Brief:
Set the following entries down again exactly, line by line.

*****

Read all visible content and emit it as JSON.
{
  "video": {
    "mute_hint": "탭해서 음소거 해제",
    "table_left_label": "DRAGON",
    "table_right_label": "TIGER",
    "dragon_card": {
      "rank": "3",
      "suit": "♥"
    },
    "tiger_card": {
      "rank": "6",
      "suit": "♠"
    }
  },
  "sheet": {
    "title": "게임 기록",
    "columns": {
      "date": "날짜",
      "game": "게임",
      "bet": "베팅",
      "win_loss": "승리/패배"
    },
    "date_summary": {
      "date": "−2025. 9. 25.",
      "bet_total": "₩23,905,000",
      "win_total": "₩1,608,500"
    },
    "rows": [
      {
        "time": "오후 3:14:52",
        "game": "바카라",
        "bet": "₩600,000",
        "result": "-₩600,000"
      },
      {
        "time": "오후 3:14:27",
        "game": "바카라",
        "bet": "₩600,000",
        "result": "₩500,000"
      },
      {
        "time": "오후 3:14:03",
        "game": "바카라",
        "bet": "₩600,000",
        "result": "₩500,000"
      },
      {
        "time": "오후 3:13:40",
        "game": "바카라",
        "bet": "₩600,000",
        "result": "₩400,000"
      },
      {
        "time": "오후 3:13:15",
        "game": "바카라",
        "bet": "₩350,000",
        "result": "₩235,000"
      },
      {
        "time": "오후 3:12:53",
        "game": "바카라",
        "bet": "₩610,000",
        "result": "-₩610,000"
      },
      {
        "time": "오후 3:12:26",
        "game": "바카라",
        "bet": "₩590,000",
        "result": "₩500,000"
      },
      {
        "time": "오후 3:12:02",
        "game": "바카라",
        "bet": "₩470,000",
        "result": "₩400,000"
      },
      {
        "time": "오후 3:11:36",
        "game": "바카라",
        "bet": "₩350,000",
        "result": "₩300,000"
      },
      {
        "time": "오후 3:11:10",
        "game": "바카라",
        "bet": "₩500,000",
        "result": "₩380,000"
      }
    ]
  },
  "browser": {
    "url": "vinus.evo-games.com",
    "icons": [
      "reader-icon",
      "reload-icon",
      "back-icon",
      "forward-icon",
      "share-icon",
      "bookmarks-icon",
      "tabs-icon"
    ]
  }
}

*****

Answer for this exercise:
Read all visible content and emit it as JSON.
{
  "video": {
    "mute_hint": "탭해서 음소거 해제",
    "table_left_label": "DRAGON",
    "table_right_label": "TIGER",
    "dragon_card": {
      "rank": "3",
      "suit": "♥"
    },
    "tiger_card": {
      "rank": "6",
      "suit": "♠"
    }
  },
  "sheet": {
    "title": "게임 기록",
    "columns": {
      "date": "날짜",
      "game": "게임",
      "bet": "베팅",
      "win_loss": "승리/패배"
    },
    "date_summary": {
      "date": "−2025. 9. 25.",
      "bet_total": "₩23,905,000",
      "win_total": "₩1,608,500"
    },
    "rows": [
      {
        "time": "오후 3:14:52",
        "game": "바카라",
        "bet": "₩600,000",
        "result": "-₩600,000"
      },
      {
        "time": "오후 3:14:27",
        "game": "바카라",
        "bet": "₩600,000",
        "result": "₩500,000"
      },
      {
        "time": "오후 3:14:03",
        "game": "바카라",
        "bet": "₩600,000",
        "result": "₩500,000"
      },
      {
        "time": "오후 3:13:40",
        "game": "바카라",
        "bet": "₩600,000",
        "result": "₩400,000"
      },
      {
        "time": "오후 3:13:15",
        "game": "바카라",
        "bet": "₩350,000",
        "result": "₩235,000"
      },
      {
        "time": "오후 3:12:53",
        "game": "바카라",
        "bet": "₩610,000",
        "result": "-₩610,000"
      },
      {
        "time": "오후 3:12:26",
        "game": "바카라",
        "bet": "₩590,000",
        "result": "₩500,000"
      },
      {
        "time": "오후 3:12:02",
        "game": "바카라",
        "bet": "₩470,000",
        "result": "₩400,000"
      },
      {
        "time": "오후 3:11:36",
        "game": "바카라",
        "bet": "₩350,000",
        "result": "₩300,000"
      },
      {
        "time": "오후 3:11:10",
        "game": "바카라",
        "bet": "₩500,000",
        "result": "₩380,000"
      }
    ]
  },
  "browser": {
    "url": "vinus.evo-games.com",
    "icons": [
      "reader-icon",
      "reload-icon",
      "back-icon",
      "forward-icon",
      "share-icon",
      "bookmarks-icon",
      "tabs-icon"
    ]
  }
}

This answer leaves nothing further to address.